• [Aim of the task]
In the following material, identify every line holding the string "text" and return it.

— Start —

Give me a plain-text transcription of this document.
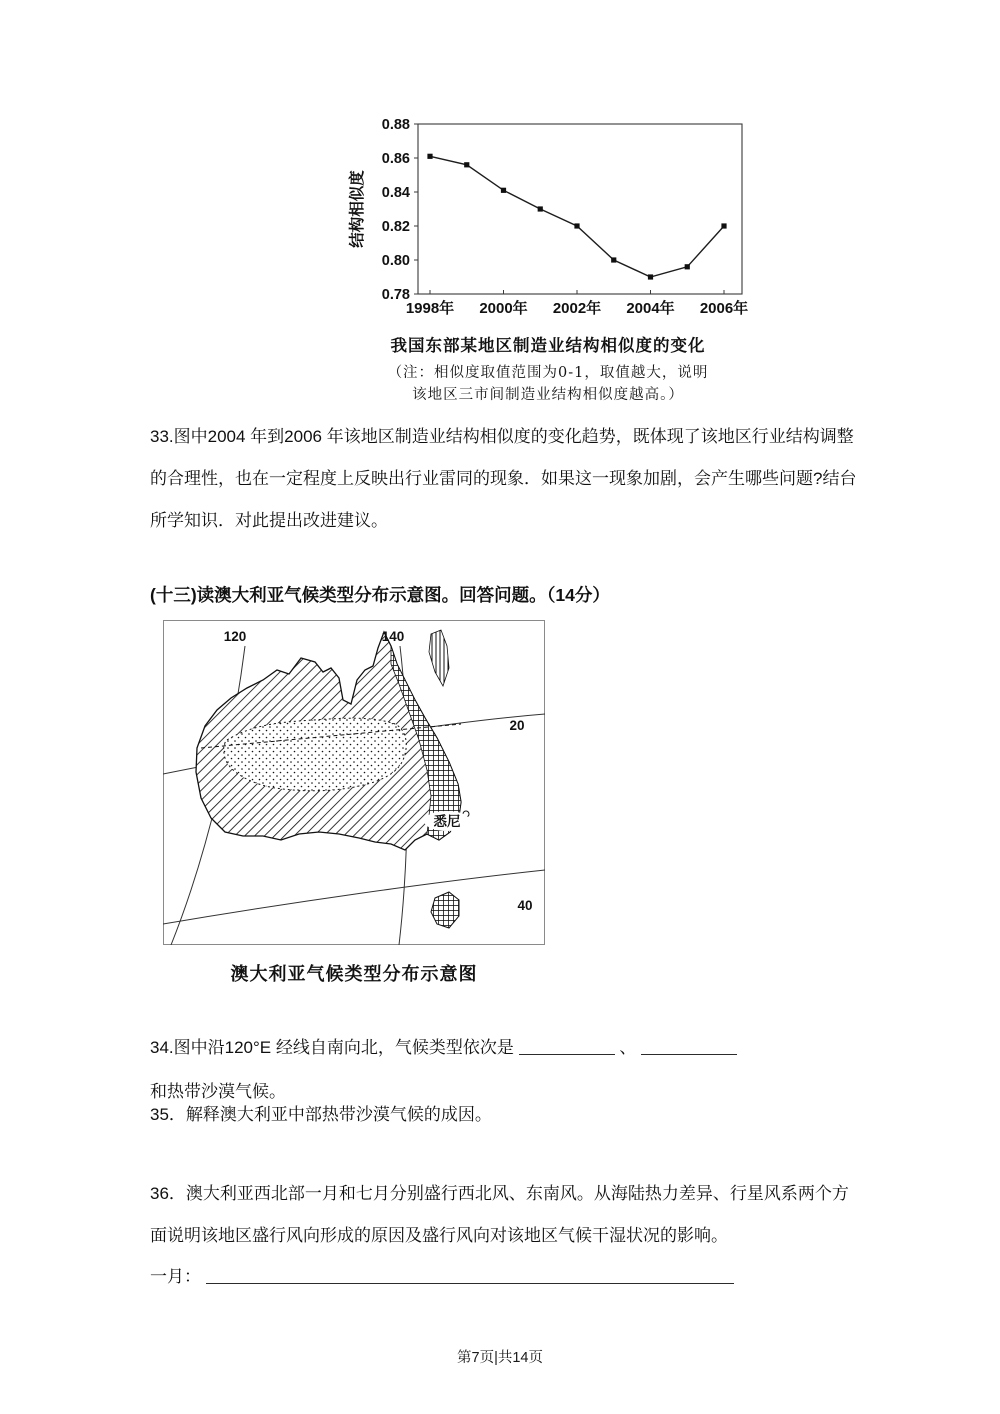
0.88
0.86
0.84
0.82
0.80
0.78
1998年 2000年 2002年 2004年 2006年
结构相似度
我国东部某地区制造业结构相似度的变化
（注：相似度取值范围为0-1，取值越大，说明
该地区三市间制造业结构相似度越高。）
33.图中2004 年到2006 年该地区制造业结构相似度的变化趋势，既体现了该地区行业结构调整的合理性，也在一定程度上反映出行业雷同的现象．如果这一现象加剧，会产生哪些问题?结台所学知识．对此提出改进建议。
(十三)读澳大利亚气候类型分布示意图。回答问题。（14分）
悉尼
120	140
20
40
澳大利亚气候类型分布示意图
34.图中沿120°E 经线自南向北，气候类型依次是	、
和热带沙漠气候。
35．解释澳大利亚中部热带沙漠气候的成因。
36．澳大利亚西北部一月和七月分别盛行西北风、东南风。从海陆热力差异、行星风系两个方面说明该地区盛行风向形成的原因及盛行风向对该地区气候干湿状况的影响。
一月：
第7页|共14页
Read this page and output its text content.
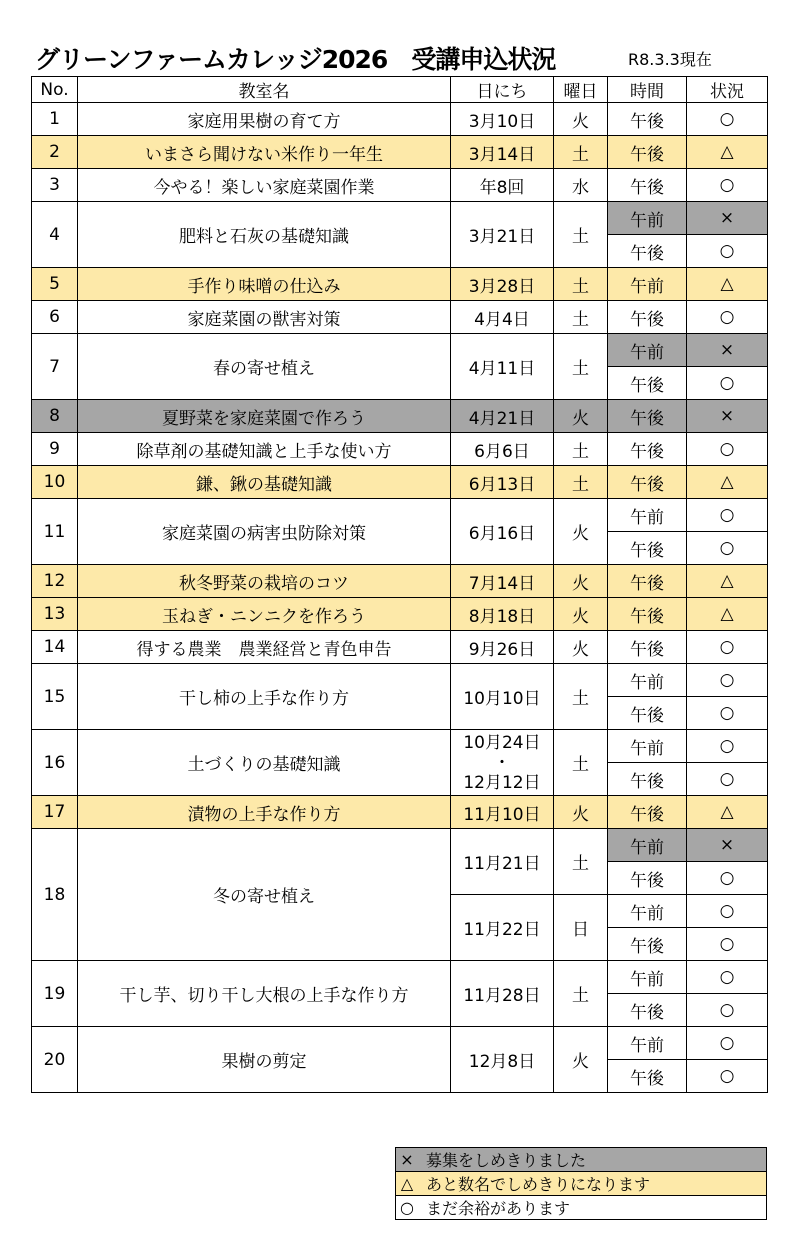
グリーンファームカレッジ2026　受講申込状況	R8.3.3現在
No.	教室名	日にち	曜日	時間	状況
1	家庭用果樹の育て方	3月10日	火	午後	○
2	いまさら聞けない米作り一年生	3月14日	土	午後	△
3	今やる！楽しい家庭菜園作業	年8回	水	午後	○
4	肥料と石灰の基礎知識	3月21日	土	午前	×
				午後	○
5	手作り味噌の仕込み	3月28日	土	午前	△
6	家庭菜園の獣害対策	4月4日	土	午後	○
7	春の寄せ植え	4月11日	土	午前	×
				午後	○
8	夏野菜を家庭菜園で作ろう	4月21日	火	午後	×
9	除草剤の基礎知識と上手な使い方	6月6日	土	午後	○
10	鎌、鍬の基礎知識	6月13日	土	午後	△
11	家庭菜園の病害虫防除対策	6月16日	火	午前	○
				午後	○
12	秋冬野菜の栽培のコツ	7月14日	火	午後	△
13	玉ねぎ・ニンニクを作ろう	8月18日	火	午後	△
14	得する農業　農業経営と青色申告	9月26日	火	午後	○
15	干し柿の上手な作り方	10月10日	土	午前	○
				午後	○
16	土づくりの基礎知識	10月24日
・
12月12日	土	午前	○
				午後	○
17	漬物の上手な作り方	11月10日	火	午後	△
18	冬の寄せ植え	11月21日	土	午前	×
				午後	○
		11月22日	日	午前	○
				午後	○
19	干し芋、切り干し大根の上手な作り方	11月28日	土	午前	○
				午後	○
20	果樹の剪定	12月8日	火	午前	○
				午後	○
×	募集をしめきりました
△	あと数名でしめきりになります
○	まだ余裕があります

— End —

• [Task result]
Give me a plain-text transcription of this document.
Read this page and output its text content.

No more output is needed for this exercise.